— Job 1 —
Can you change "Panzergrenadier" to "Panzer" in the part of the battle report that opens with the words containing "Casey went for" and closes with "with 75mm cannon.", and give that part again?

— Document segment —
##############################

The Heavy Hitters Battle Report

With the D-Day: British Live Launch coming up tomorrow, it seemed like a perfect excuse to hang around one afternoon and play a game. Needless to say Chris was anxious to get his Churchill Armoured Squadron of the tabletop for its first game. Casey quickly volunteered to play against him as they have a long running gaming rivalry / partnership that stretches back about 15 years. Casey also saw it as a great change to dust off an old German army that had been sitting on the shelf and take it out for a spin!

The Forces:
Chris had just finished his Churchill army the week before so it was no surprise that the core of the force was based around an HQ and two platoons of Churchills. Since he never leaves home without some M10s they were an obvious choice, especially since he knew Casey would have Tigers. Rounding out the force were Stuarts, Infantry, Carriers and Crusader AA (a cheap option to pad out the Formation and a useful way to cut down infantry).

Casey went for a Panzergrenadier force, painted in an SS scheme, but using the normal D-Day: German book. The list was packed with heavy hitting guns including 75mm Anti-tank guns (PaK40s), 88s and Tigers, as well as a local favourite, the Sd Kfz 251 with 75mm cannon.

##############################

— Job 2 —
Could you print the records exactly, from their first line through the line that contains "button: print: [101, 1498, 281, 1540]", with both of those lines included?

##############################

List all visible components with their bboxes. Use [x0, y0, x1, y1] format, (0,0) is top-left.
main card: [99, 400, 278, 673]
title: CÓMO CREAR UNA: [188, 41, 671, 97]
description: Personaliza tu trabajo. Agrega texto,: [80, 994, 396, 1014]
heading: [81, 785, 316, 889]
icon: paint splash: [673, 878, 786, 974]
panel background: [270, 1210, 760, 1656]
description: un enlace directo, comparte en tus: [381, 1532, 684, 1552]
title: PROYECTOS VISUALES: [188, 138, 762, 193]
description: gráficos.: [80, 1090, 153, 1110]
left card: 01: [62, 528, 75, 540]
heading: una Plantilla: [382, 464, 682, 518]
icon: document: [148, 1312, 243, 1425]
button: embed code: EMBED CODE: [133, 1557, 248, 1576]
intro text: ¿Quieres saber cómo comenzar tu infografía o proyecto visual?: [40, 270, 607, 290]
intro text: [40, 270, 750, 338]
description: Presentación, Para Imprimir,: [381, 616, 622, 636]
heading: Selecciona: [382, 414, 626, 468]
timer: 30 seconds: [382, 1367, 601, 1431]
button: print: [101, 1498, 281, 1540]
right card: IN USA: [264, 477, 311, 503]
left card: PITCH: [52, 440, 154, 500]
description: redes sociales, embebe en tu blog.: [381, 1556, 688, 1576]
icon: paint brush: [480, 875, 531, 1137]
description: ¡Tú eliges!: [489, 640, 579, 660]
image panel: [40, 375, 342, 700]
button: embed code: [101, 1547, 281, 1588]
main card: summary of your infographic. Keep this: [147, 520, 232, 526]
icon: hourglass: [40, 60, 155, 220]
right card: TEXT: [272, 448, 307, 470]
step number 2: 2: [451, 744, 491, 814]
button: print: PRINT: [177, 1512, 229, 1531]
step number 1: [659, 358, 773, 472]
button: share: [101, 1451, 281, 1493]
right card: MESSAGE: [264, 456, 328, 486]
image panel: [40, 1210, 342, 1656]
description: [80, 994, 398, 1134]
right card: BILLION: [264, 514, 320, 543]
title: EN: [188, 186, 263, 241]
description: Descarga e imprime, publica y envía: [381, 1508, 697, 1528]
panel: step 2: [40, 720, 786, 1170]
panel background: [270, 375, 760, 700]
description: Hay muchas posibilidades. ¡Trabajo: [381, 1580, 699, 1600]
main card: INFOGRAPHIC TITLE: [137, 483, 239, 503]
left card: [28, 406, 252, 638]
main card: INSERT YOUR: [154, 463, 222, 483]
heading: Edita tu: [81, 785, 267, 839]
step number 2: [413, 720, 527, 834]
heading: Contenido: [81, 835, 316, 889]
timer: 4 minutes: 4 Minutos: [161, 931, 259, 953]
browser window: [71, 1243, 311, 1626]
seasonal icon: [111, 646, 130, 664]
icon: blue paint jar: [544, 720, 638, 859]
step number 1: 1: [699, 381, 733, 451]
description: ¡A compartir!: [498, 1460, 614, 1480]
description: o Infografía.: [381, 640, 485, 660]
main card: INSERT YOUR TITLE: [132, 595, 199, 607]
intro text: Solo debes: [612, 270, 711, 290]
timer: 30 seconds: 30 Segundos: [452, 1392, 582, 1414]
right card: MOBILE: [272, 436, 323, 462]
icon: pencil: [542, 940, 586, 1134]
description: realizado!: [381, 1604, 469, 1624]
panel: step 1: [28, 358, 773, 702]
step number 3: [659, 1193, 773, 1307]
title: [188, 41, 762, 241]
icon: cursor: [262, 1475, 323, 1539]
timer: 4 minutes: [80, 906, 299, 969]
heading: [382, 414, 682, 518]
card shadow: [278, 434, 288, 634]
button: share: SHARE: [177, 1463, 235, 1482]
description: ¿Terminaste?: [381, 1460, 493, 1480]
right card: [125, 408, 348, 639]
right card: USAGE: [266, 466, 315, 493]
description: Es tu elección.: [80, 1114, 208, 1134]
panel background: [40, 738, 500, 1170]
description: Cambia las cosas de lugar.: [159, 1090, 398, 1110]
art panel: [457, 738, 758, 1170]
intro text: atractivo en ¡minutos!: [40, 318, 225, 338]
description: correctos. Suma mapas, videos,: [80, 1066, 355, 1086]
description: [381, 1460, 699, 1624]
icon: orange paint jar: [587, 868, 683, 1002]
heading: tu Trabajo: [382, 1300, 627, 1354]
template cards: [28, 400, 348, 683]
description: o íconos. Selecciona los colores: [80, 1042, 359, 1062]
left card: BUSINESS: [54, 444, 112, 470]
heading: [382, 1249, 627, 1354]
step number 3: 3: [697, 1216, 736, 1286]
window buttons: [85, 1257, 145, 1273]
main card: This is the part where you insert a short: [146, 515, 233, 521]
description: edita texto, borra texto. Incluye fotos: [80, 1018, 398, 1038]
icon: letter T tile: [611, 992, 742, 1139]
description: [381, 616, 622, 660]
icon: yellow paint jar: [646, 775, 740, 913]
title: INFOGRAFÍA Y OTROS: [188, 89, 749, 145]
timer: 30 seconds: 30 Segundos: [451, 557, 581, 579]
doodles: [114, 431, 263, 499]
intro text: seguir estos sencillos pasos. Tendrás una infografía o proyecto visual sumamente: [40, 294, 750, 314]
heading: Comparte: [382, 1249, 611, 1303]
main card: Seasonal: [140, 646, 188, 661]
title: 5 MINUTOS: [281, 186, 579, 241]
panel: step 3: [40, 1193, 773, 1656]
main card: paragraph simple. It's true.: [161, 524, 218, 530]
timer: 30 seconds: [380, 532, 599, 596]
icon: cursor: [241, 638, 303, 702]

##############################

— Exercise answer 1 —
Casey went for a Panzer force, painted in an SS scheme, but using the normal D-Day: German book. The list was packed with heavy hitting guns including 75mm Anti-tank guns (PaK40s), 88s and Tigers, as well as a local favourite, the Sd Kfz 251 with 75mm cannon.

— Exercise answer 2 —
List all visible components with their bboxes. Use [x0, y0, x1, y1] format, (0,0) is top-left.
main card: [99, 400, 278, 673]
title: CÓMO CREAR UNA: [188, 41, 671, 97]
description: Personaliza tu trabajo. Agrega texto,: [80, 994, 396, 1014]
heading: [81, 785, 316, 889]
icon: paint splash: [673, 878, 786, 974]
panel background: [270, 1210, 760, 1656]
description: un enlace directo, comparte en tus: [381, 1532, 684, 1552]
title: PROYECTOS VISUALES: [188, 138, 762, 193]
description: gráficos.: [80, 1090, 153, 1110]
left card: 01: [62, 528, 75, 540]
heading: una Plantilla: [382, 464, 682, 518]
icon: document: [148, 1312, 243, 1425]
button: embed code: EMBED CODE: [133, 1557, 248, 1576]
intro text: ¿Quieres saber cómo comenzar tu infografía o proyecto visual?: [40, 270, 607, 290]
intro text: [40, 270, 750, 338]
description: Presentación, Para Imprimir,: [381, 616, 622, 636]
heading: Selecciona: [382, 414, 626, 468]
timer: 30 seconds: [382, 1367, 601, 1431]
button: print: [101, 1498, 281, 1540]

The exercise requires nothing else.